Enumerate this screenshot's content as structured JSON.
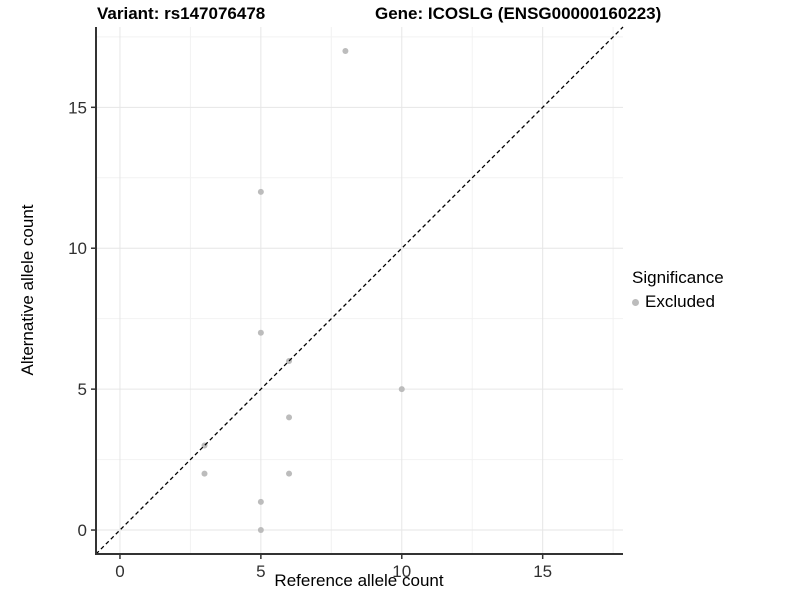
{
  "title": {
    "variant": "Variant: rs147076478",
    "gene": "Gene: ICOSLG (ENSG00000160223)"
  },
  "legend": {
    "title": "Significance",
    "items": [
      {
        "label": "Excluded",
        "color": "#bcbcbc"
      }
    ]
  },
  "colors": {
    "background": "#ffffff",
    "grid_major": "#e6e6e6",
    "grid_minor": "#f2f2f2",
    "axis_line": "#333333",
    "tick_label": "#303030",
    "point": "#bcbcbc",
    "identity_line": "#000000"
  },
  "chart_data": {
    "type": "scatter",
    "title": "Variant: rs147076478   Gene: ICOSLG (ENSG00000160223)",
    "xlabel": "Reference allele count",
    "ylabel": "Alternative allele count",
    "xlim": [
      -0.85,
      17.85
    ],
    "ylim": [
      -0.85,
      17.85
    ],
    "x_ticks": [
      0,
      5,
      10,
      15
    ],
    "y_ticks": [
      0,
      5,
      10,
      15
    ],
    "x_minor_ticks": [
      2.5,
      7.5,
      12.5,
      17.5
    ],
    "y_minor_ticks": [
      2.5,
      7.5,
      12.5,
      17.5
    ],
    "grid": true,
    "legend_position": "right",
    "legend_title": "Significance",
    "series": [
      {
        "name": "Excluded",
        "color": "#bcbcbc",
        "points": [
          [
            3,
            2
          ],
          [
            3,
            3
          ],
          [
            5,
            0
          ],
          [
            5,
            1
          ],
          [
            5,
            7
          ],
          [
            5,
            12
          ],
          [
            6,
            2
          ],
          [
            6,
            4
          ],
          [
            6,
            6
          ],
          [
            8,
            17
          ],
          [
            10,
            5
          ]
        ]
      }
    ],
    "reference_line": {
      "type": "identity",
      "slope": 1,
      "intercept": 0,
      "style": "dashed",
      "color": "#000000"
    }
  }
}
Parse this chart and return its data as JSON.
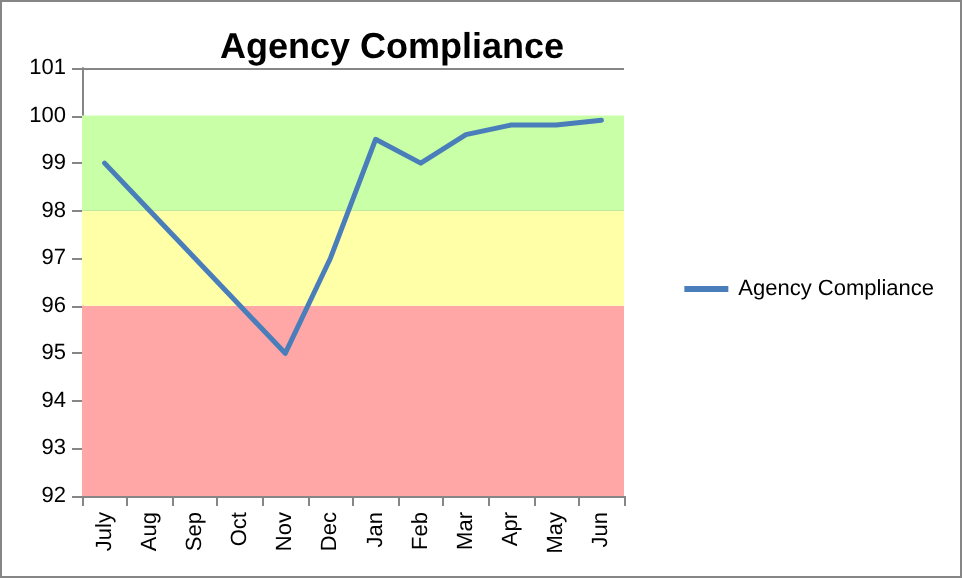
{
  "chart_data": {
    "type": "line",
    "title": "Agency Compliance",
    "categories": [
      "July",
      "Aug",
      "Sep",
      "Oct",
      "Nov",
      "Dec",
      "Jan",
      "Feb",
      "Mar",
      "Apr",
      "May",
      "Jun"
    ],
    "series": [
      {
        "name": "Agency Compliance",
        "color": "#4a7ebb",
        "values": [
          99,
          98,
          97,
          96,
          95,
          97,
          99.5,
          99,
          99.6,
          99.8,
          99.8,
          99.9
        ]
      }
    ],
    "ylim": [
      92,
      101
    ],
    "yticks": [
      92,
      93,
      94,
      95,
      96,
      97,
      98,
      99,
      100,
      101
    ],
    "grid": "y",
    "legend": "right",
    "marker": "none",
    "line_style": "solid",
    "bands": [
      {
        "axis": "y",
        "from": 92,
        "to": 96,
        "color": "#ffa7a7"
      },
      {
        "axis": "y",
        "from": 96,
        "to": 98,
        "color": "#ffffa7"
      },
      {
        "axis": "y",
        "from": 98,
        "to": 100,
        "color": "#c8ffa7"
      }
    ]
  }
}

• **SET TASK**: Write out the entries again, exactly as given, skipping any images.

• **RESULT OF THE TASK**:
Enumerate this screenshot's content as structured JSON.
{
  "title": {
    "variant": "Variant: rs147076478",
    "gene": "Gene: ICOSLG (ENSG00000160223)"
  },
  "legend": {
    "title": "Significance",
    "items": [
      {
        "label": "Excluded",
        "color": "#bcbcbc"
      }
    ]
  },
  "colors": {
    "background": "#ffffff",
    "grid_major": "#e6e6e6",
    "grid_minor": "#f2f2f2",
    "axis_line": "#333333",
    "tick_label": "#303030",
    "point": "#bcbcbc",
    "identity_line": "#000000"
  },
  "chart_data": {
    "type": "scatter",
    "title": "Variant: rs147076478   Gene: ICOSLG (ENSG00000160223)",
    "xlabel": "Reference allele count",
    "ylabel": "Alternative allele count",
    "xlim": [
      -0.85,
      17.85
    ],
    "ylim": [
      -0.85,
      17.85
    ],
    "x_ticks": [
      0,
      5,
      10,
      15
    ],
    "y_ticks": [
      0,
      5,
      10,
      15
    ],
    "x_minor_ticks": [
      2.5,
      7.5,
      12.5,
      17.5
    ],
    "y_minor_ticks": [
      2.5,
      7.5,
      12.5,
      17.5
    ],
    "grid": true,
    "legend_position": "right",
    "legend_title": "Significance",
    "series": [
      {
        "name": "Excluded",
        "color": "#bcbcbc",
        "points": [
          [
            3,
            2
          ],
          [
            3,
            3
          ],
          [
            5,
            0
          ],
          [
            5,
            1
          ],
          [
            5,
            7
          ],
          [
            5,
            12
          ],
          [
            6,
            2
          ],
          [
            6,
            4
          ],
          [
            6,
            6
          ],
          [
            8,
            17
          ],
          [
            10,
            5
          ]
        ]
      }
    ],
    "reference_line": {
      "type": "identity",
      "slope": 1,
      "intercept": 0,
      "style": "dashed",
      "color": "#000000"
    }
  }
}
Parse this chart and return its data as JSON.
{
  "chart_data": {
    "type": "line",
    "title": "Agency Compliance",
    "categories": [
      "July",
      "Aug",
      "Sep",
      "Oct",
      "Nov",
      "Dec",
      "Jan",
      "Feb",
      "Mar",
      "Apr",
      "May",
      "Jun"
    ],
    "series": [
      {
        "name": "Agency Compliance",
        "color": "#4a7ebb",
        "values": [
          99,
          98,
          97,
          96,
          95,
          97,
          99.5,
          99,
          99.6,
          99.8,
          99.8,
          99.9
        ]
      }
    ],
    "ylim": [
      92,
      101
    ],
    "yticks": [
      92,
      93,
      94,
      95,
      96,
      97,
      98,
      99,
      100,
      101
    ],
    "grid": "y",
    "legend": "right",
    "marker": "none",
    "line_style": "solid",
    "bands": [
      {
        "axis": "y",
        "from": 92,
        "to": 96,
        "color": "#ffa7a7"
      },
      {
        "axis": "y",
        "from": 96,
        "to": 98,
        "color": "#ffffa7"
      },
      {
        "axis": "y",
        "from": 98,
        "to": 100,
        "color": "#c8ffa7"
      }
    ]
  }
}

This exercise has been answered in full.